---------- DATA PROVIDED
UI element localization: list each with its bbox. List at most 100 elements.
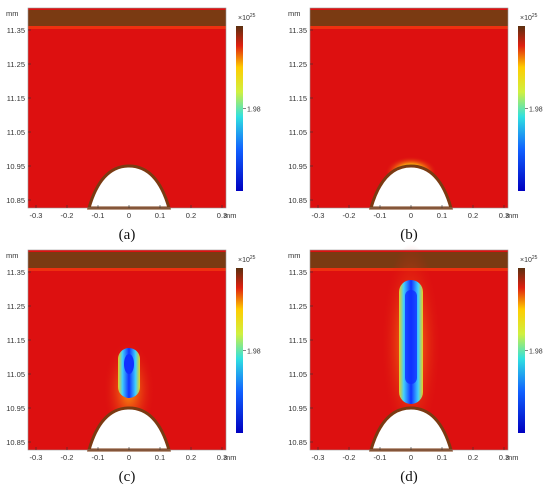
y-tick-label: 10.95 (288, 162, 307, 171)
x-tick-label: -0.2 (61, 453, 74, 462)
y-axis-unit: mm (6, 9, 19, 18)
needle-electrode (369, 164, 453, 210)
y-tick-label: 10.85 (6, 196, 25, 205)
needle-electrode (87, 164, 171, 210)
colorbar-exponent: 25 (250, 255, 256, 261)
x-tick-label: 0.2 (468, 211, 478, 220)
y-tick-label: 11.15 (7, 336, 25, 345)
x-tick-label: 0.2 (186, 453, 196, 462)
x-tick-label: 0.1 (437, 453, 447, 462)
needle-electrode (369, 406, 453, 452)
y-tick-label: 11.25 (289, 302, 307, 311)
y-tick-label: 11.05 (7, 370, 25, 379)
y-tick-label: 10.95 (6, 162, 25, 171)
colorbar-multiplier: ×1025 (520, 255, 538, 264)
y-tick-label: 11.15 (289, 94, 307, 103)
colorbar-multiplier: ×1025 (520, 13, 538, 22)
colorbar-mid-label: 1.98 (247, 349, 261, 356)
y-tick-label: 11.35 (289, 26, 307, 35)
y-tick-label: 10.85 (288, 438, 307, 447)
y-tick-label: 11.05 (289, 128, 307, 137)
top-electrode-edge (310, 26, 508, 29)
x-tick-label: 0.2 (186, 211, 196, 220)
panel-c: mm 11.35 11.25 11.15 11.05 10.95 10.85 -0.3 -0.2… (6, 249, 261, 485)
x-tick-label: -0.2 (61, 211, 74, 220)
x-tick-label: 0.1 (155, 453, 165, 462)
x-tick-label: 0.3 (499, 211, 509, 220)
y-tick-label: 11.25 (7, 60, 25, 69)
panel-b: mm 11.35 11.25 11.15 11.05 10.95 10.85 -0.3 -0.2… (288, 7, 543, 243)
panel-label: (b) (400, 227, 418, 243)
y-tick-label: 10.95 (288, 404, 307, 413)
streamer-core (124, 354, 134, 374)
y-tick-label: 10.95 (6, 404, 25, 413)
colorbar (236, 26, 243, 191)
y-tick-label: 10.85 (288, 196, 307, 205)
x-tick-label: -0.1 (92, 453, 105, 462)
panel-a: mm 11.35 11.25 11.15 11.05 10.95 10.85 -0.3 -0.2… (6, 7, 261, 243)
y-tick-label: 11.35 (7, 268, 25, 277)
panel-label: (c) (119, 469, 136, 485)
top-electrode-band (310, 10, 508, 28)
y-axis-unit: mm (288, 9, 301, 18)
x-tick-label: 0 (409, 211, 413, 220)
x-tick-label: -0.3 (30, 453, 43, 462)
x-tick-label: -0.3 (30, 211, 43, 220)
y-axis-unit: mm (6, 251, 19, 260)
colorbar-exponent: 25 (532, 255, 538, 261)
colorbar-exponent: 25 (250, 13, 256, 19)
y-tick-label: 11.15 (7, 94, 25, 103)
top-electrode-edge (28, 26, 226, 29)
x-tick-label: -0.2 (343, 453, 356, 462)
top-electrode-edge (28, 268, 226, 271)
x-tick-label: -0.2 (343, 211, 356, 220)
colorbar-multiplier: ×1025 (238, 255, 256, 264)
x-tick-label: 0.3 (217, 453, 227, 462)
x-tick-label: 0 (409, 453, 413, 462)
y-tick-label: 11.35 (7, 26, 25, 35)
x-tick-label: 0.1 (437, 211, 447, 220)
x-tick-label: -0.3 (312, 453, 325, 462)
x-tick-label: -0.1 (92, 211, 105, 220)
x-tick-label: 0.3 (217, 211, 227, 220)
x-axis-unit: mm (224, 453, 237, 462)
panel-label: (a) (119, 227, 136, 243)
x-tick-label: 0 (127, 453, 131, 462)
colorbar (518, 268, 525, 433)
colorbar-mid-label: 1.98 (247, 107, 261, 114)
y-tick-label: 11.25 (289, 60, 307, 69)
colorbar (236, 268, 243, 433)
colorbar-exponent: 25 (532, 13, 538, 19)
plot-frame (27, 249, 227, 451)
x-tick-label: 0.1 (155, 211, 165, 220)
colorbar-mid-label: 1.98 (529, 349, 543, 356)
top-electrode-band (28, 10, 226, 28)
colorbar-multiplier: ×1025 (238, 13, 256, 22)
x-tick-label: 0.2 (468, 453, 478, 462)
plot-frame (309, 249, 509, 451)
y-tick-label: 11.05 (7, 128, 25, 137)
panel-d: mm 11.35 11.25 11.15 11.05 10.95 10.85 -0.3 -0.2… (288, 244, 543, 485)
x-tick-label: -0.1 (374, 453, 387, 462)
y-axis-unit: mm (288, 251, 301, 260)
panel-label: (d) (400, 469, 418, 485)
needle-electrode (87, 406, 171, 452)
x-axis-unit: mm (506, 453, 519, 462)
x-tick-label: -0.3 (312, 211, 325, 220)
y-tick-label: 11.15 (289, 336, 307, 345)
y-tick-label: 11.25 (7, 302, 25, 311)
colorbar-mid-label: 1.98 (529, 107, 543, 114)
x-tick-label: 0 (127, 211, 131, 220)
plot-frame (27, 7, 227, 209)
x-tick-label: 0.3 (499, 453, 509, 462)
y-tick-label: 11.05 (289, 370, 307, 379)
x-tick-label: -0.1 (374, 211, 387, 220)
x-axis-unit: mm (506, 211, 519, 220)
top-electrode-band (28, 252, 226, 270)
streamer-core (405, 290, 417, 384)
y-tick-label: 11.35 (289, 268, 307, 277)
x-axis-unit: mm (224, 211, 237, 220)
plot-frame (309, 7, 509, 209)
y-tick-label: 10.85 (6, 438, 25, 447)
--------------------
▶ _WRITTEN PROBLEM_: Reproduce all of the data above line for line, without any alteration, and omit the pictures.

▶ _OUTPUT FOR THIS TASK_:
UI element localization: list each with its bbox. List at most 100 elements.
y-tick-label: 10.95 (288, 162, 307, 171)
x-tick-label: -0.2 (61, 453, 74, 462)
y-axis-unit: mm (6, 9, 19, 18)
needle-electrode (369, 164, 453, 210)
y-tick-label: 10.85 (6, 196, 25, 205)
needle-electrode (87, 164, 171, 210)
colorbar-exponent: 25 (250, 255, 256, 261)
x-tick-label: 0.2 (468, 211, 478, 220)
y-tick-label: 11.15 (7, 336, 25, 345)
x-tick-label: 0.2 (186, 453, 196, 462)
x-tick-label: 0.1 (437, 453, 447, 462)
needle-electrode (369, 406, 453, 452)
y-tick-label: 11.25 (289, 302, 307, 311)
y-tick-label: 11.05 (7, 370, 25, 379)
y-tick-label: 10.95 (6, 162, 25, 171)
colorbar-multiplier: ×1025 (520, 255, 538, 264)
y-tick-label: 11.15 (289, 94, 307, 103)
colorbar-multiplier: ×1025 (520, 13, 538, 22)
colorbar-mid-label: 1.98 (247, 349, 261, 356)
y-tick-label: 11.35 (289, 26, 307, 35)
y-tick-label: 10.85 (288, 438, 307, 447)
y-tick-label: 11.05 (289, 128, 307, 137)
top-electrode-edge (310, 26, 508, 29)
x-tick-label: 0.2 (186, 211, 196, 220)
panel-c: mm 11.35 11.25 11.15 11.05 10.95 10.85 -0.3 -0.2… (6, 249, 261, 485)
x-tick-label: -0.2 (61, 211, 74, 220)
x-tick-label: 0.1 (155, 453, 165, 462)
x-tick-label: 0.3 (499, 211, 509, 220)
y-tick-label: 11.25 (7, 60, 25, 69)
panel-b: mm 11.35 11.25 11.15 11.05 10.95 10.85 -0.3 -0.2… (288, 7, 543, 243)
panel-label: (b) (400, 227, 418, 243)
y-tick-label: 10.95 (288, 404, 307, 413)
streamer-core (124, 354, 134, 374)
y-tick-label: 10.95 (6, 404, 25, 413)
colorbar (236, 26, 243, 191)
y-tick-label: 10.85 (288, 196, 307, 205)
x-tick-label: -0.1 (92, 453, 105, 462)
panel-a: mm 11.35 11.25 11.15 11.05 10.95 10.85 -0.3 -0.2… (6, 7, 261, 243)
y-tick-label: 11.35 (7, 268, 25, 277)
panel-label: (c) (119, 469, 136, 485)
top-electrode-band (310, 10, 508, 28)
y-axis-unit: mm (288, 9, 301, 18)
x-tick-label: 0 (409, 211, 413, 220)
x-tick-label: -0.3 (30, 453, 43, 462)
x-tick-label: -0.3 (30, 211, 43, 220)
y-axis-unit: mm (6, 251, 19, 260)
colorbar-exponent: 25 (532, 255, 538, 261)
colorbar-exponent: 25 (250, 13, 256, 19)
y-tick-label: 11.15 (7, 94, 25, 103)
top-electrode-edge (28, 26, 226, 29)
x-tick-label: -0.2 (343, 453, 356, 462)
top-electrode-edge (28, 268, 226, 271)
x-tick-label: -0.2 (343, 211, 356, 220)
colorbar-multiplier: ×1025 (238, 255, 256, 264)
x-tick-label: 0.3 (217, 453, 227, 462)
x-tick-label: 0 (409, 453, 413, 462)
y-tick-label: 11.35 (7, 26, 25, 35)
x-tick-label: 0.1 (437, 211, 447, 220)
x-tick-label: -0.3 (312, 453, 325, 462)
x-tick-label: -0.1 (92, 211, 105, 220)
x-tick-label: 0.3 (217, 211, 227, 220)
x-axis-unit: mm (224, 453, 237, 462)
panel-label: (a) (119, 227, 136, 243)
x-tick-label: 0 (127, 453, 131, 462)
colorbar (518, 268, 525, 433)
colorbar-mid-label: 1.98 (247, 107, 261, 114)
y-tick-label: 11.25 (289, 60, 307, 69)
colorbar (236, 268, 243, 433)
colorbar-exponent: 25 (532, 13, 538, 19)
plot-frame (27, 249, 227, 451)
x-tick-label: 0.1 (155, 211, 165, 220)
colorbar-mid-label: 1.98 (529, 349, 543, 356)
top-electrode-band (28, 10, 226, 28)
colorbar-multiplier: ×1025 (238, 13, 256, 22)
x-tick-label: 0.2 (468, 453, 478, 462)
plot-frame (309, 249, 509, 451)
y-tick-label: 11.05 (7, 128, 25, 137)
panel-d: mm 11.35 11.25 11.15 11.05 10.95 10.85 -0.3 -0.2… (288, 244, 543, 485)
x-tick-label: -0.1 (374, 453, 387, 462)
y-axis-unit: mm (288, 251, 301, 260)
panel-label: (d) (400, 469, 418, 485)
needle-electrode (87, 406, 171, 452)
x-axis-unit: mm (506, 453, 519, 462)
x-tick-label: -0.3 (312, 211, 325, 220)
y-tick-label: 11.15 (289, 336, 307, 345)
y-tick-label: 11.25 (7, 302, 25, 311)
colorbar-mid-label: 1.98 (529, 107, 543, 114)
x-tick-label: 0 (127, 211, 131, 220)
plot-frame (27, 7, 227, 209)
x-tick-label: 0.3 (499, 453, 509, 462)
y-tick-label: 11.05 (289, 370, 307, 379)
x-tick-label: -0.1 (374, 211, 387, 220)
x-axis-unit: mm (506, 211, 519, 220)
top-electrode-band (28, 252, 226, 270)
streamer-core (405, 290, 417, 384)
y-tick-label: 11.35 (289, 268, 307, 277)
x-axis-unit: mm (224, 211, 237, 220)
plot-frame (309, 7, 509, 209)
y-tick-label: 10.85 (6, 438, 25, 447)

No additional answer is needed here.